-- SET PROBLEM --
Output the data word for word, dropping every image.

-- Records that describe figures --
# # # # # # #

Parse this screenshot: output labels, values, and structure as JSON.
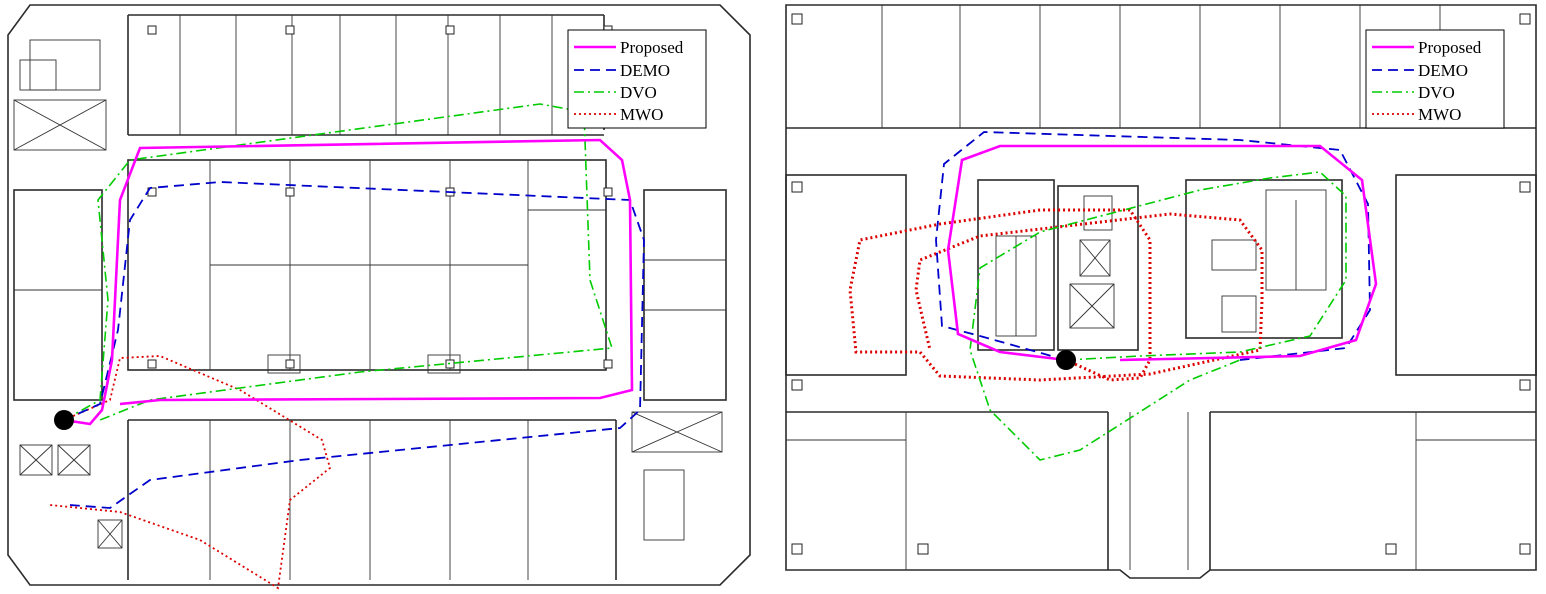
{
  "legend": {
    "items": [
      {
        "label": "Proposed",
        "color": "#ff00ff",
        "style": "solid"
      },
      {
        "label": "DEMO",
        "color": "#0000cc",
        "style": "dashed"
      },
      {
        "label": "DVO",
        "color": "#00cc00",
        "style": "dashdot"
      },
      {
        "label": "MWO",
        "color": "#dd0000",
        "style": "dotted"
      }
    ]
  },
  "maps": [
    {
      "name": "left-floor",
      "trajectories": {
        "Proposed": [
          [
            64,
            420
          ],
          [
            90,
            424
          ],
          [
            102,
            410
          ],
          [
            112,
            360
          ],
          [
            120,
            200
          ],
          [
            140,
            148
          ],
          [
            600,
            140
          ],
          [
            622,
            160
          ],
          [
            630,
            200
          ],
          [
            632,
            390
          ],
          [
            600,
            398
          ],
          [
            160,
            400
          ],
          [
            120,
            404
          ]
        ],
        "DEMO": [
          [
            64,
            420
          ],
          [
            100,
            404
          ],
          [
            118,
            330
          ],
          [
            130,
            220
          ],
          [
            150,
            188
          ],
          [
            220,
            182
          ],
          [
            630,
            200
          ],
          [
            644,
            240
          ],
          [
            640,
            410
          ],
          [
            620,
            428
          ],
          [
            300,
            460
          ],
          [
            150,
            480
          ],
          [
            110,
            508
          ],
          [
            70,
            505
          ]
        ],
        "DVO": [
          [
            64,
            420
          ],
          [
            100,
            400
          ],
          [
            108,
            300
          ],
          [
            98,
            200
          ],
          [
            130,
            160
          ],
          [
            540,
            104
          ],
          [
            584,
            112
          ],
          [
            590,
            280
          ],
          [
            612,
            348
          ],
          [
            360,
            372
          ],
          [
            150,
            400
          ],
          [
            100,
            420
          ]
        ],
        "MWO": [
          [
            64,
            420
          ],
          [
            110,
            400
          ],
          [
            120,
            358
          ],
          [
            160,
            356
          ],
          [
            240,
            390
          ],
          [
            322,
            440
          ],
          [
            330,
            468
          ],
          [
            290,
            500
          ],
          [
            278,
            588
          ],
          [
            200,
            540
          ],
          [
            120,
            512
          ],
          [
            50,
            505
          ]
        ]
      },
      "start_marker": [
        64,
        420
      ]
    },
    {
      "name": "right-floor",
      "trajectories": {
        "Proposed": [
          [
            1066,
            360
          ],
          [
            1000,
            352
          ],
          [
            958,
            334
          ],
          [
            948,
            250
          ],
          [
            962,
            160
          ],
          [
            1000,
            146
          ],
          [
            1320,
            146
          ],
          [
            1362,
            180
          ],
          [
            1376,
            284
          ],
          [
            1356,
            340
          ],
          [
            1300,
            356
          ],
          [
            1120,
            360
          ]
        ],
        "DEMO": [
          [
            1066,
            360
          ],
          [
            980,
            336
          ],
          [
            942,
            326
          ],
          [
            936,
            240
          ],
          [
            944,
            164
          ],
          [
            984,
            132
          ],
          [
            1240,
            140
          ],
          [
            1340,
            150
          ],
          [
            1368,
            204
          ],
          [
            1370,
            310
          ],
          [
            1346,
            348
          ],
          [
            1240,
            360
          ]
        ],
        "DVO": [
          [
            1066,
            360
          ],
          [
            1140,
            356
          ],
          [
            1240,
            352
          ],
          [
            1310,
            336
          ],
          [
            1346,
            280
          ],
          [
            1346,
            196
          ],
          [
            1320,
            172
          ],
          [
            1270,
            178
          ],
          [
            1200,
            190
          ],
          [
            1040,
            232
          ],
          [
            980,
            268
          ],
          [
            970,
            350
          ],
          [
            990,
            410
          ],
          [
            1040,
            460
          ],
          [
            1080,
            450
          ],
          [
            1190,
            380
          ],
          [
            1240,
            360
          ]
        ],
        "MWO": [
          [
            1066,
            360
          ],
          [
            1110,
            380
          ],
          [
            1140,
            378
          ],
          [
            1150,
            360
          ],
          [
            1150,
            300
          ],
          [
            1150,
            240
          ],
          [
            1130,
            210
          ],
          [
            1040,
            210
          ],
          [
            940,
            224
          ],
          [
            860,
            240
          ],
          [
            850,
            290
          ],
          [
            856,
            352
          ],
          [
            920,
            352
          ],
          [
            940,
            376
          ],
          [
            1040,
            380
          ],
          [
            1150,
            374
          ],
          [
            1260,
            350
          ],
          [
            1262,
            300
          ],
          [
            1262,
            250
          ],
          [
            1240,
            220
          ],
          [
            1170,
            214
          ],
          [
            980,
            236
          ],
          [
            920,
            260
          ],
          [
            916,
            290
          ],
          [
            930,
            350
          ]
        ]
      },
      "start_marker": [
        1066,
        360
      ]
    }
  ]
}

# # # # # # #

-- COMPLETED TASK --
Parse this screenshot: output labels, values, and structure as JSON.
{
  "legend": {
    "items": [
      {
        "label": "Proposed",
        "color": "#ff00ff",
        "style": "solid"
      },
      {
        "label": "DEMO",
        "color": "#0000cc",
        "style": "dashed"
      },
      {
        "label": "DVO",
        "color": "#00cc00",
        "style": "dashdot"
      },
      {
        "label": "MWO",
        "color": "#dd0000",
        "style": "dotted"
      }
    ]
  },
  "maps": [
    {
      "name": "left-floor",
      "trajectories": {
        "Proposed": [
          [
            64,
            420
          ],
          [
            90,
            424
          ],
          [
            102,
            410
          ],
          [
            112,
            360
          ],
          [
            120,
            200
          ],
          [
            140,
            148
          ],
          [
            600,
            140
          ],
          [
            622,
            160
          ],
          [
            630,
            200
          ],
          [
            632,
            390
          ],
          [
            600,
            398
          ],
          [
            160,
            400
          ],
          [
            120,
            404
          ]
        ],
        "DEMO": [
          [
            64,
            420
          ],
          [
            100,
            404
          ],
          [
            118,
            330
          ],
          [
            130,
            220
          ],
          [
            150,
            188
          ],
          [
            220,
            182
          ],
          [
            630,
            200
          ],
          [
            644,
            240
          ],
          [
            640,
            410
          ],
          [
            620,
            428
          ],
          [
            300,
            460
          ],
          [
            150,
            480
          ],
          [
            110,
            508
          ],
          [
            70,
            505
          ]
        ],
        "DVO": [
          [
            64,
            420
          ],
          [
            100,
            400
          ],
          [
            108,
            300
          ],
          [
            98,
            200
          ],
          [
            130,
            160
          ],
          [
            540,
            104
          ],
          [
            584,
            112
          ],
          [
            590,
            280
          ],
          [
            612,
            348
          ],
          [
            360,
            372
          ],
          [
            150,
            400
          ],
          [
            100,
            420
          ]
        ],
        "MWO": [
          [
            64,
            420
          ],
          [
            110,
            400
          ],
          [
            120,
            358
          ],
          [
            160,
            356
          ],
          [
            240,
            390
          ],
          [
            322,
            440
          ],
          [
            330,
            468
          ],
          [
            290,
            500
          ],
          [
            278,
            588
          ],
          [
            200,
            540
          ],
          [
            120,
            512
          ],
          [
            50,
            505
          ]
        ]
      },
      "start_marker": [
        64,
        420
      ]
    },
    {
      "name": "right-floor",
      "trajectories": {
        "Proposed": [
          [
            1066,
            360
          ],
          [
            1000,
            352
          ],
          [
            958,
            334
          ],
          [
            948,
            250
          ],
          [
            962,
            160
          ],
          [
            1000,
            146
          ],
          [
            1320,
            146
          ],
          [
            1362,
            180
          ],
          [
            1376,
            284
          ],
          [
            1356,
            340
          ],
          [
            1300,
            356
          ],
          [
            1120,
            360
          ]
        ],
        "DEMO": [
          [
            1066,
            360
          ],
          [
            980,
            336
          ],
          [
            942,
            326
          ],
          [
            936,
            240
          ],
          [
            944,
            164
          ],
          [
            984,
            132
          ],
          [
            1240,
            140
          ],
          [
            1340,
            150
          ],
          [
            1368,
            204
          ],
          [
            1370,
            310
          ],
          [
            1346,
            348
          ],
          [
            1240,
            360
          ]
        ],
        "DVO": [
          [
            1066,
            360
          ],
          [
            1140,
            356
          ],
          [
            1240,
            352
          ],
          [
            1310,
            336
          ],
          [
            1346,
            280
          ],
          [
            1346,
            196
          ],
          [
            1320,
            172
          ],
          [
            1270,
            178
          ],
          [
            1200,
            190
          ],
          [
            1040,
            232
          ],
          [
            980,
            268
          ],
          [
            970,
            350
          ],
          [
            990,
            410
          ],
          [
            1040,
            460
          ],
          [
            1080,
            450
          ],
          [
            1190,
            380
          ],
          [
            1240,
            360
          ]
        ],
        "MWO": [
          [
            1066,
            360
          ],
          [
            1110,
            380
          ],
          [
            1140,
            378
          ],
          [
            1150,
            360
          ],
          [
            1150,
            300
          ],
          [
            1150,
            240
          ],
          [
            1130,
            210
          ],
          [
            1040,
            210
          ],
          [
            940,
            224
          ],
          [
            860,
            240
          ],
          [
            850,
            290
          ],
          [
            856,
            352
          ],
          [
            920,
            352
          ],
          [
            940,
            376
          ],
          [
            1040,
            380
          ],
          [
            1150,
            374
          ],
          [
            1260,
            350
          ],
          [
            1262,
            300
          ],
          [
            1262,
            250
          ],
          [
            1240,
            220
          ],
          [
            1170,
            214
          ],
          [
            980,
            236
          ],
          [
            920,
            260
          ],
          [
            916,
            290
          ],
          [
            930,
            350
          ]
        ]
      },
      "start_marker": [
        1066,
        360
      ]
    }
  ]
}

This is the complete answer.